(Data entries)
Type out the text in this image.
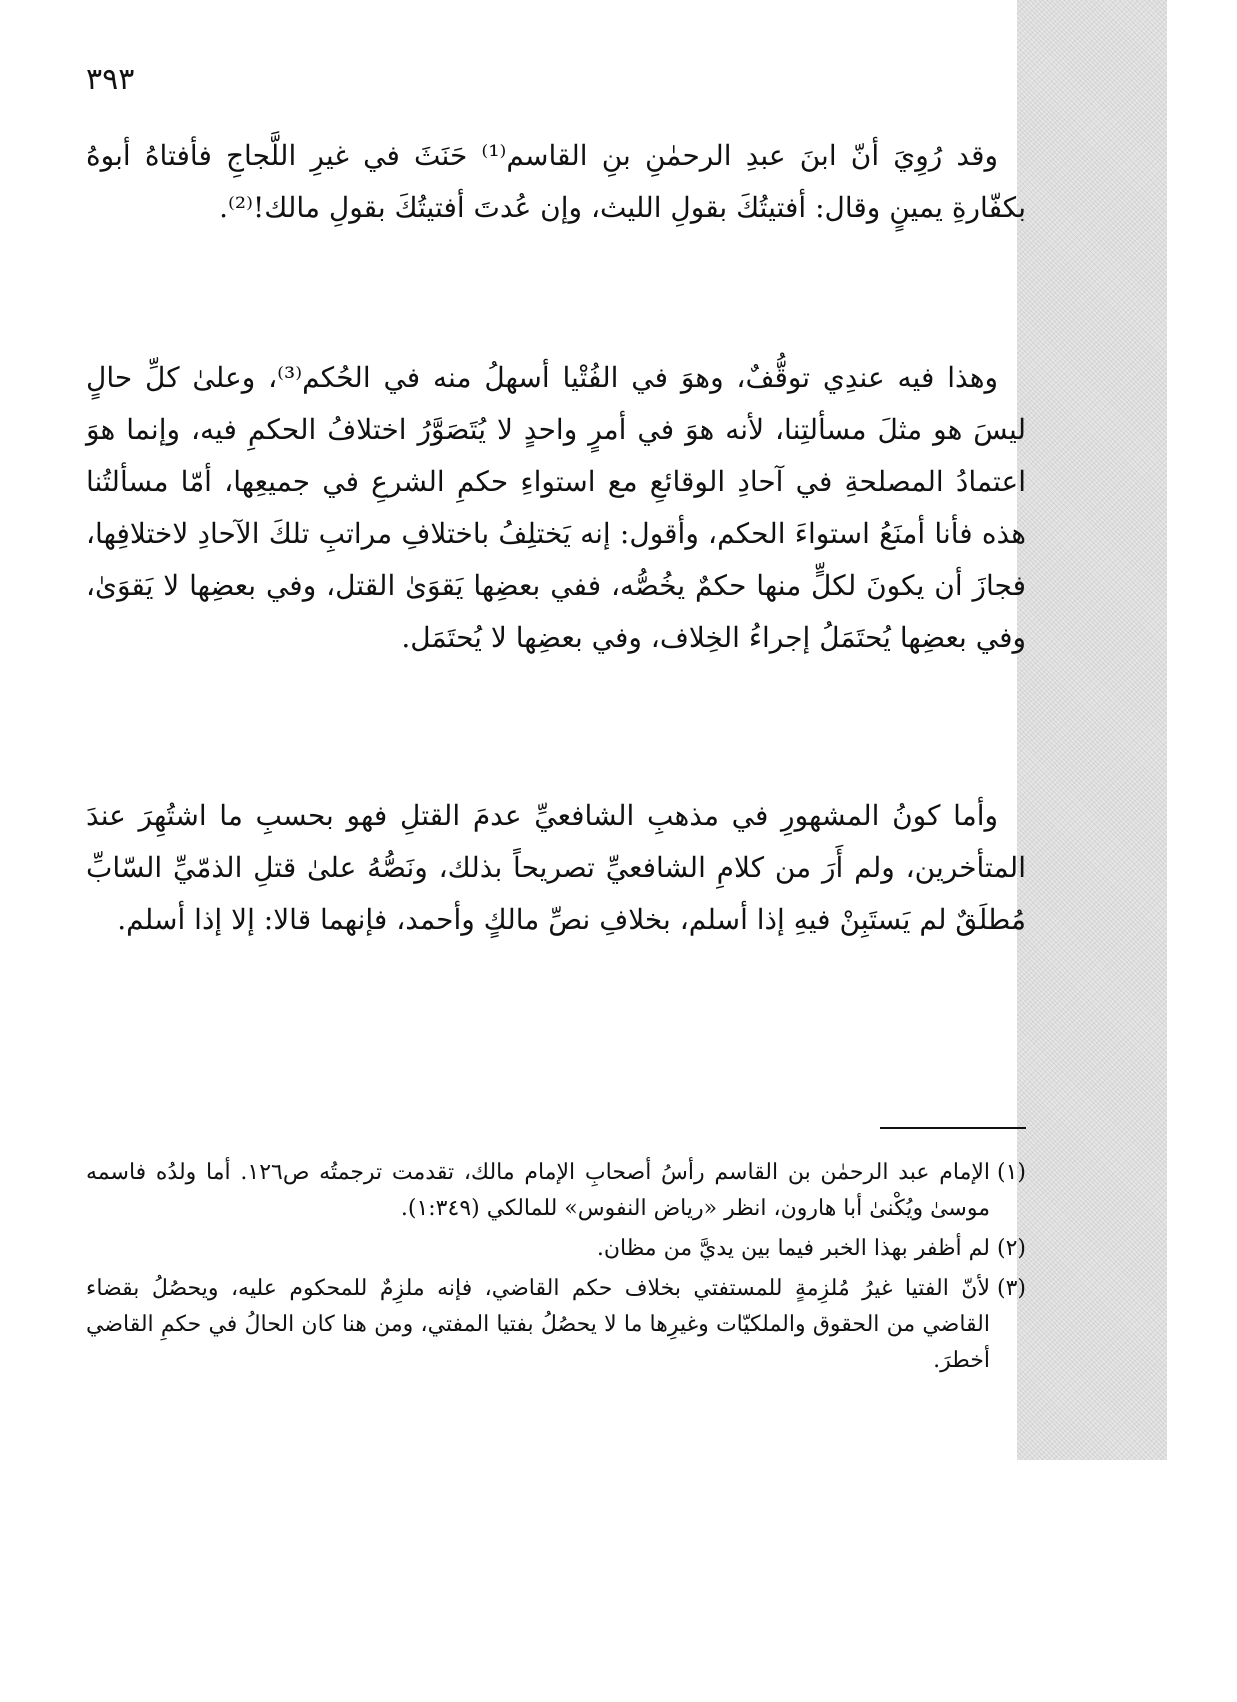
٣٩٣

وقد رُوِيَ أنّ ابنَ عبدِ الرحمٰنِ بنِ القاسم⁽¹⁾ حَنَثَ في غيرِ اللَّجاجِ فأفتاهُ أبوهُ بكفّارةِ يمينٍ وقال: أفتيتُكَ بقولِ الليث، وإن عُدتَ أفتيتُكَ بقولِ مالك!⁽²⁾.

وهذا فيه عندِي توقُّفٌ، وهوَ في الفُتْيا أسهلُ منه في الحُكم⁽³⁾، وعلىٰ كلِّ حالٍ ليسَ هو مثلَ مسألتِنا، لأنه هوَ في أمرٍ واحدٍ لا يُتَصَوَّرُ اختلافُ الحكمِ فيه، وإنما هوَ اعتمادُ المصلحةِ في آحادِ الوقائعِ مع استواءِ حكمِ الشرعِ في جميعِها، أمّا مسألتُنا هذه فأنا أمنَعُ استواءَ الحكم، وأقول: إنه يَختلِفُ باختلافِ مراتبِ تلكَ الآحادِ لاختلافِها، فجازَ أن يكونَ لكلٍّ منها حكمٌ يخُصُّه، ففي بعضِها يَقوَىٰ القتل، وفي بعضِها لا يَقوَىٰ، وفي بعضِها يُحتَمَلُ إجراءُ الخِلاف، وفي بعضِها لا يُحتَمَل.

وأما كونُ المشهورِ في مذهبِ الشافعيِّ عدمَ القتلِ فهو بحسبِ ما اشتُهِرَ عندَ المتأخرين، ولم أَرَ من كلامِ الشافعيِّ تصريحاً بذلك، ونَصُّهُ علىٰ قتلِ الذمّيِّ السّابِّ مُطلَقٌ لم يَستَبِنْ فيهِ إذا أسلم، بخلافِ نصِّ مالكٍ وأحمد، فإنهما قالا: إلا إذا أسلم.

(١)الإمام عبد الرحمٰن بن القاسم رأسُ أصحابِ الإمام مالك، تقدمت ترجمتُه ص١٢٦. أما ولدُه فاسمه موسىٰ ويُكْنىٰ أبا هارون، انظر «رياض النفوس» للمالكي (١:٣٤٩).

(٢)لم أظفر بهذا الخبر فيما بين يديَّ من مظان.

(٣)لأنّ الفتيا غيرُ مُلزِمةٍ للمستفتي بخلاف حكم القاضي، فإنه ملزِمٌ للمحكوم عليه، ويحصُلُ بقضاء القاضي من الحقوق والملكيّات وغيرِها ما لا يحصُلُ بفتيا المفتي، ومن هنا كان الحالُ في حكمِ القاضي أخطرَ.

## Task statement
Leave the pictures out and print the records above exactly as they stand.

## Solution to the exercise
Type out the text in this image.
٣٩٣

وقد رُوِيَ أنّ ابنَ عبدِ الرحمٰنِ بنِ القاسم⁽¹⁾ حَنَثَ في غيرِ اللَّجاجِ فأفتاهُ أبوهُ بكفّارةِ يمينٍ وقال: أفتيتُكَ بقولِ الليث، وإن عُدتَ أفتيتُكَ بقولِ مالك!⁽²⁾.

وهذا فيه عندِي توقُّفٌ، وهوَ في الفُتْيا أسهلُ منه في الحُكم⁽³⁾، وعلىٰ كلِّ حالٍ ليسَ هو مثلَ مسألتِنا، لأنه هوَ في أمرٍ واحدٍ لا يُتَصَوَّرُ اختلافُ الحكمِ فيه، وإنما هوَ اعتمادُ المصلحةِ في آحادِ الوقائعِ مع استواءِ حكمِ الشرعِ في جميعِها، أمّا مسألتُنا هذه فأنا أمنَعُ استواءَ الحكم، وأقول: إنه يَختلِفُ باختلافِ مراتبِ تلكَ الآحادِ لاختلافِها، فجازَ أن يكونَ لكلٍّ منها حكمٌ يخُصُّه، ففي بعضِها يَقوَىٰ القتل، وفي بعضِها لا يَقوَىٰ، وفي بعضِها يُحتَمَلُ إجراءُ الخِلاف، وفي بعضِها لا يُحتَمَل.

وأما كونُ المشهورِ في مذهبِ الشافعيِّ عدمَ القتلِ فهو بحسبِ ما اشتُهِرَ عندَ المتأخرين، ولم أَرَ من كلامِ الشافعيِّ تصريحاً بذلك، ونَصُّهُ علىٰ قتلِ الذمّيِّ السّابِّ مُطلَقٌ لم يَستَبِنْ فيهِ إذا أسلم، بخلافِ نصِّ مالكٍ وأحمد، فإنهما قالا: إلا إذا أسلم.

(١)الإمام عبد الرحمٰن بن القاسم رأسُ أصحابِ الإمام مالك، تقدمت ترجمتُه ص١٢٦. أما ولدُه فاسمه موسىٰ ويُكْنىٰ أبا هارون، انظر «رياض النفوس» للمالكي (١:٣٤٩).

(٢)لم أظفر بهذا الخبر فيما بين يديَّ من مظان.

(٣)لأنّ الفتيا غيرُ مُلزِمةٍ للمستفتي بخلاف حكم القاضي، فإنه ملزِمٌ للمحكوم عليه، ويحصُلُ بقضاء القاضي من الحقوق والملكيّات وغيرِها ما لا يحصُلُ بفتيا المفتي، ومن هنا كان الحالُ في حكمِ القاضي أخطرَ.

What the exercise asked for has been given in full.